## Set exercise
Copy every line from the records below that holds the word "response".

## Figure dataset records

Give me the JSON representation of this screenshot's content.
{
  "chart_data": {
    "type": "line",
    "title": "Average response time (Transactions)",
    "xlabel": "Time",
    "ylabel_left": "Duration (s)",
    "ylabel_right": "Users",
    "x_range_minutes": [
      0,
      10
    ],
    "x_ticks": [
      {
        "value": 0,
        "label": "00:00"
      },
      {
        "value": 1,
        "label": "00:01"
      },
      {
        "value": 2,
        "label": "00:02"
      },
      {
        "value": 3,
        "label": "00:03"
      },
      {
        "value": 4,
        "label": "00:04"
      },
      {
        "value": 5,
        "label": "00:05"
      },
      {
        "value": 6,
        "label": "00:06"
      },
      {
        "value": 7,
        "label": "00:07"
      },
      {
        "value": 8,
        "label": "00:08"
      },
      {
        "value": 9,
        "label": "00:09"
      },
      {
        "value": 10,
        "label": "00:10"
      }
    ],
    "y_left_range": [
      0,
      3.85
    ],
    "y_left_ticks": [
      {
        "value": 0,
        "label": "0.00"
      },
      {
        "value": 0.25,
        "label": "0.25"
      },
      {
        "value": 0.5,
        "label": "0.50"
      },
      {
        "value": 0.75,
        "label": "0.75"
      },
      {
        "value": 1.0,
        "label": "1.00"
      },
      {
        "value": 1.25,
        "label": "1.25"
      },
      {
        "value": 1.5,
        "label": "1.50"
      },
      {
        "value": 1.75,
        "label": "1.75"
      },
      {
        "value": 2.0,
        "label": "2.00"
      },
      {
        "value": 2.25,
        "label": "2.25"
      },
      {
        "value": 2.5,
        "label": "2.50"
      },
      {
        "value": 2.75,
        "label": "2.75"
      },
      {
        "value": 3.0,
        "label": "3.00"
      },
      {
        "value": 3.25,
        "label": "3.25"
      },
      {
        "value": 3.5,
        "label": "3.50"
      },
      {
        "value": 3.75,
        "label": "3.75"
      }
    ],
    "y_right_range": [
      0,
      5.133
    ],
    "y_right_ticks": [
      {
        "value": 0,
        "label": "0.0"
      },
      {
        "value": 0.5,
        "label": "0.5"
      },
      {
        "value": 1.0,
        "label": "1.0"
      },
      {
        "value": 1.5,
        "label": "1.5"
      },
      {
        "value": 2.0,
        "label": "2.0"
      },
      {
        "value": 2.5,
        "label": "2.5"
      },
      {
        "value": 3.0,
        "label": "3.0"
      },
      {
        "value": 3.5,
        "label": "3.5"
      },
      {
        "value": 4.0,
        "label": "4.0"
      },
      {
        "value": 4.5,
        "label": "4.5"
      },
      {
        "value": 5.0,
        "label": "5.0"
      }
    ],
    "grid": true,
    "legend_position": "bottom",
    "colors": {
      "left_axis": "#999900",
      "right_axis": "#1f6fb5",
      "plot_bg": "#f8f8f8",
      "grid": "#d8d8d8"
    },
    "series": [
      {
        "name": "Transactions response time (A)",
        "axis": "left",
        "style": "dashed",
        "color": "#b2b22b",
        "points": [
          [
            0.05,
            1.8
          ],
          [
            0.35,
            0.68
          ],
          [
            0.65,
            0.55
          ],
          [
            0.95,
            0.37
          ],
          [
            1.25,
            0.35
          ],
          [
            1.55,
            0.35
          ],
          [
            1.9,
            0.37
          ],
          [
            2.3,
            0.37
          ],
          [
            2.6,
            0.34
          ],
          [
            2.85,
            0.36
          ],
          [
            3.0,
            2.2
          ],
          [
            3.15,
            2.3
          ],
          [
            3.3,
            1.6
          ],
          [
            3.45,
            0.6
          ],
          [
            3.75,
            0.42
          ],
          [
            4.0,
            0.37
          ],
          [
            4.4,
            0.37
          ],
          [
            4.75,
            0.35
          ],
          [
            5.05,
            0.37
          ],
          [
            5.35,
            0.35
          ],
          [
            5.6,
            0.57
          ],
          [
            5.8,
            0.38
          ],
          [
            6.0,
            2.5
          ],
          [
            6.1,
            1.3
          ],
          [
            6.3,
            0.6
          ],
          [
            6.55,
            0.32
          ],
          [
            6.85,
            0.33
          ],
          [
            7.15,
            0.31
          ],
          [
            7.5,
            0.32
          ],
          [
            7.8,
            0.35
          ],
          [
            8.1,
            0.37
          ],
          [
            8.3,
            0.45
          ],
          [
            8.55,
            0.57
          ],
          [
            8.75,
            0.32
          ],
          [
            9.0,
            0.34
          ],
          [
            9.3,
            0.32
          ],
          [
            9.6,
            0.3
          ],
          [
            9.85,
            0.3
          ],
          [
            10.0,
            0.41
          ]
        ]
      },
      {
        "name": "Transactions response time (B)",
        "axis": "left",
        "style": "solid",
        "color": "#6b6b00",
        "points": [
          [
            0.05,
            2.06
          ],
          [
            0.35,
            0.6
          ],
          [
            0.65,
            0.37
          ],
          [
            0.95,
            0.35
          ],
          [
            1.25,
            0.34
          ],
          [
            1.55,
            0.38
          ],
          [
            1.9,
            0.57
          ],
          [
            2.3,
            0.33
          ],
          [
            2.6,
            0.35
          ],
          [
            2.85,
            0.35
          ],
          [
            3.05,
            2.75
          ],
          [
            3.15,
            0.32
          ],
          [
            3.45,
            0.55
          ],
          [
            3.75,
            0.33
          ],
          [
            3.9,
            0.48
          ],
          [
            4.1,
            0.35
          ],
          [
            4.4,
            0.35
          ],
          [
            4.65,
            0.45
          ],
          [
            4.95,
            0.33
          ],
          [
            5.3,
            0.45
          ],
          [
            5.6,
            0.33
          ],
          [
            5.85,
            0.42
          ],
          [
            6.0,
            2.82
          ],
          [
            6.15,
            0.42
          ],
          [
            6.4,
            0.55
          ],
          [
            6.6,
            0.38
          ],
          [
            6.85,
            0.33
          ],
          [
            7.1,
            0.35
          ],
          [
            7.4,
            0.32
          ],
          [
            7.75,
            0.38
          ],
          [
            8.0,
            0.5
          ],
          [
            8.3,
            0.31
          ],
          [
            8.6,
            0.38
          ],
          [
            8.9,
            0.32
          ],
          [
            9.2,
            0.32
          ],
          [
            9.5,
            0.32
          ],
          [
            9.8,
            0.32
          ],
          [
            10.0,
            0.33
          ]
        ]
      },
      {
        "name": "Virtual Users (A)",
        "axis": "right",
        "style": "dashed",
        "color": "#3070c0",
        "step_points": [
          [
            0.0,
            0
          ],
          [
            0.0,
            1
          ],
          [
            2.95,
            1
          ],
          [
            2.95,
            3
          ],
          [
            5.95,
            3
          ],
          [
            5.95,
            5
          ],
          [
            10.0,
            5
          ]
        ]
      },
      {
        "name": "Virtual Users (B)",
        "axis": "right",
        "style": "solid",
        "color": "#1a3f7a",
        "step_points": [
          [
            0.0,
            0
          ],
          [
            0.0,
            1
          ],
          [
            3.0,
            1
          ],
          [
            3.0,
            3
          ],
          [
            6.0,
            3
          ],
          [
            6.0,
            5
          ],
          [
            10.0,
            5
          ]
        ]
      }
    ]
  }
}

## Answer to this exercise
    "title": "Average response time (Transactions)",
        "name": "Transactions response time (A)",
        "name": "Transactions response time (B)",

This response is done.